##### Provided records #####

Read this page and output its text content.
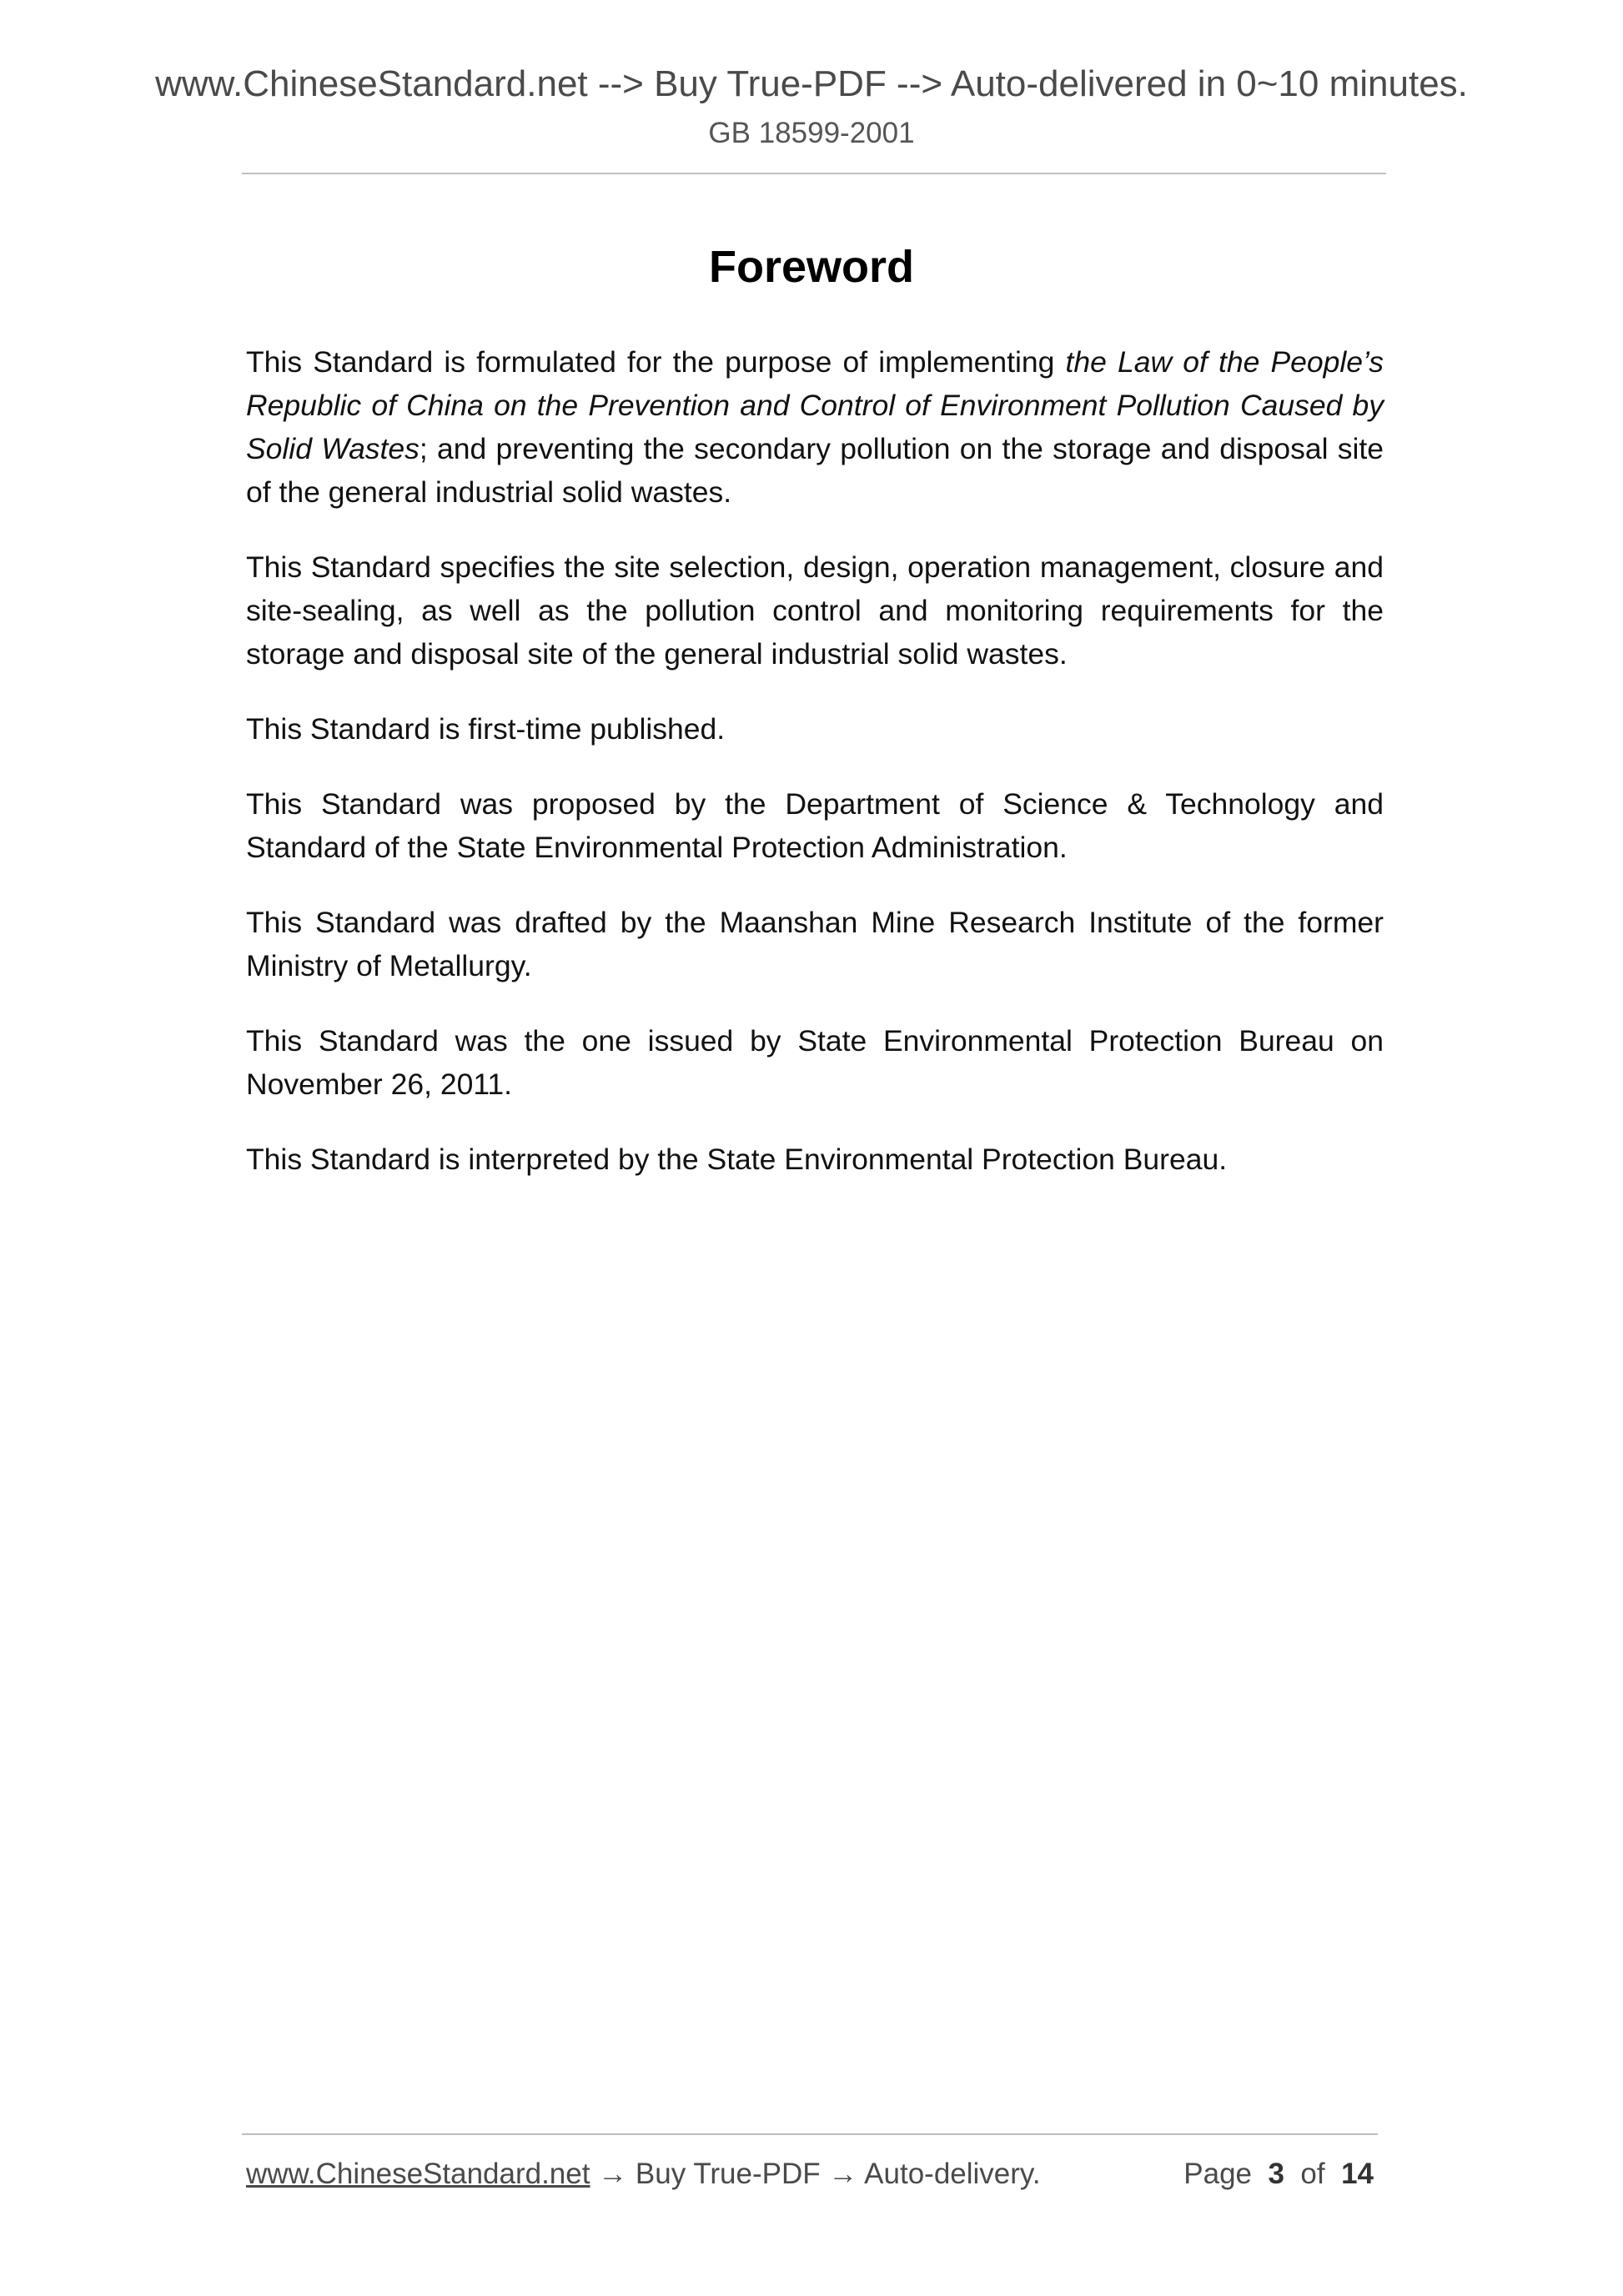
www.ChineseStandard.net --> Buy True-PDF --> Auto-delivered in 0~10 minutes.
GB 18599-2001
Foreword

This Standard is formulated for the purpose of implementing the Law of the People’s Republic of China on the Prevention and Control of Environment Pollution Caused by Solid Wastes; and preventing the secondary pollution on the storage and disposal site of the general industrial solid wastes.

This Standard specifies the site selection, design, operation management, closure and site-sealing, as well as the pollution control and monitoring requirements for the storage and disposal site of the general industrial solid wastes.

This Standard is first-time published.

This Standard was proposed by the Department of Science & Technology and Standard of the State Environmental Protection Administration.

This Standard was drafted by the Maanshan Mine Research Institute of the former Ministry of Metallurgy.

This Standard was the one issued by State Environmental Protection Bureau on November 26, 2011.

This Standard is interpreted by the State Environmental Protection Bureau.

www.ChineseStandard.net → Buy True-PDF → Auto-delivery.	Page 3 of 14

#####
##### Provided records #####

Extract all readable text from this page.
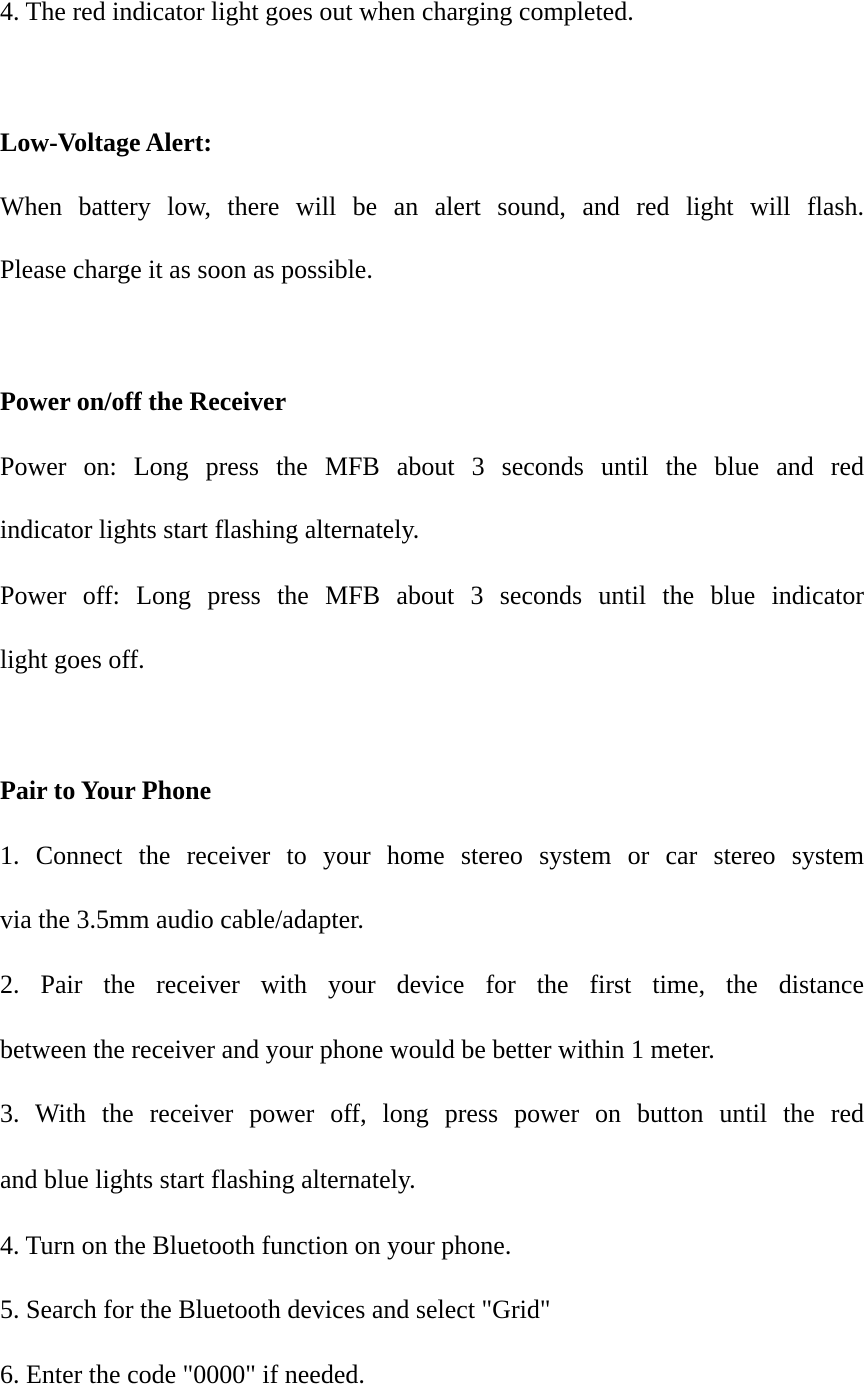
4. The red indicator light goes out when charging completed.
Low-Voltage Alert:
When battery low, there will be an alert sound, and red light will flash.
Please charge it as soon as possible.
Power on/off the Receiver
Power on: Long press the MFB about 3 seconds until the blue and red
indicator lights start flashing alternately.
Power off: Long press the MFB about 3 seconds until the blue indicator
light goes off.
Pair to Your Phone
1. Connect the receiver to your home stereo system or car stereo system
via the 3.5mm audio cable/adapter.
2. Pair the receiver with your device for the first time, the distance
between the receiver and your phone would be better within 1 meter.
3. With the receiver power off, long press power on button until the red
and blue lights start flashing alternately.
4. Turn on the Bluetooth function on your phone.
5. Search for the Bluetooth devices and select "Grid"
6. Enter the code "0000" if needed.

#####

* [Task objective]
Only the count is wanted: report how many lines of the material above hold the word "solid".

* [Finished exercise]
2